▼▼▼

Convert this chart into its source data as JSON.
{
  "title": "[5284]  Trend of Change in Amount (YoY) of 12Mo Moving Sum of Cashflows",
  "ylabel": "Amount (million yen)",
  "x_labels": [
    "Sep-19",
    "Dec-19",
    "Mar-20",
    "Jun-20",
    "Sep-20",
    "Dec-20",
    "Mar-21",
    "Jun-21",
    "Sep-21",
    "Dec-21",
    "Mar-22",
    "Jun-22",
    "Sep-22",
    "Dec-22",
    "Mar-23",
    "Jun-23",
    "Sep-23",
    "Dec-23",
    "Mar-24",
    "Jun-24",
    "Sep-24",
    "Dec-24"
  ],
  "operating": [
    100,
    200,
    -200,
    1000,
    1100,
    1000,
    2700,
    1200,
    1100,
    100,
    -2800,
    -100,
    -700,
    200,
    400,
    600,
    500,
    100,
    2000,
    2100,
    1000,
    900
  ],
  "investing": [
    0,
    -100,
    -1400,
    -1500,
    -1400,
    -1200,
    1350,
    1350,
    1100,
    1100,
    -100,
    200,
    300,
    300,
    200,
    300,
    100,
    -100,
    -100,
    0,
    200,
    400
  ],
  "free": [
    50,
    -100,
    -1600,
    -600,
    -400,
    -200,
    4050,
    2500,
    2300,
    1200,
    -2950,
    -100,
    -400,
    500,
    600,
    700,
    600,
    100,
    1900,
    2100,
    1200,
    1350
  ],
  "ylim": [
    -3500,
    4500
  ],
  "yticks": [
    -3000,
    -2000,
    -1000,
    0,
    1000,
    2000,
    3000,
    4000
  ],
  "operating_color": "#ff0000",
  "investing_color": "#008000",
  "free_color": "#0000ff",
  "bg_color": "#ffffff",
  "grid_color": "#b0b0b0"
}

▲▲▲

Word for word, restate all of the data shown above.

The solution:
Convert this chart into its source data as JSON.
{
  "title": "[5284]  Trend of Change in Amount (YoY) of 12Mo Moving Sum of Cashflows",
  "ylabel": "Amount (million yen)",
  "x_labels": [
    "Sep-19",
    "Dec-19",
    "Mar-20",
    "Jun-20",
    "Sep-20",
    "Dec-20",
    "Mar-21",
    "Jun-21",
    "Sep-21",
    "Dec-21",
    "Mar-22",
    "Jun-22",
    "Sep-22",
    "Dec-22",
    "Mar-23",
    "Jun-23",
    "Sep-23",
    "Dec-23",
    "Mar-24",
    "Jun-24",
    "Sep-24",
    "Dec-24"
  ],
  "operating": [
    100,
    200,
    -200,
    1000,
    1100,
    1000,
    2700,
    1200,
    1100,
    100,
    -2800,
    -100,
    -700,
    200,
    400,
    600,
    500,
    100,
    2000,
    2100,
    1000,
    900
  ],
  "investing": [
    0,
    -100,
    -1400,
    -1500,
    -1400,
    -1200,
    1350,
    1350,
    1100,
    1100,
    -100,
    200,
    300,
    300,
    200,
    300,
    100,
    -100,
    -100,
    0,
    200,
    400
  ],
  "free": [
    50,
    -100,
    -1600,
    -600,
    -400,
    -200,
    4050,
    2500,
    2300,
    1200,
    -2950,
    -100,
    -400,
    500,
    600,
    700,
    600,
    100,
    1900,
    2100,
    1200,
    1350
  ],
  "ylim": [
    -3500,
    4500
  ],
  "yticks": [
    -3000,
    -2000,
    -1000,
    0,
    1000,
    2000,
    3000,
    4000
  ],
  "operating_color": "#ff0000",
  "investing_color": "#008000",
  "free_color": "#0000ff",
  "bg_color": "#ffffff",
  "grid_color": "#b0b0b0"
}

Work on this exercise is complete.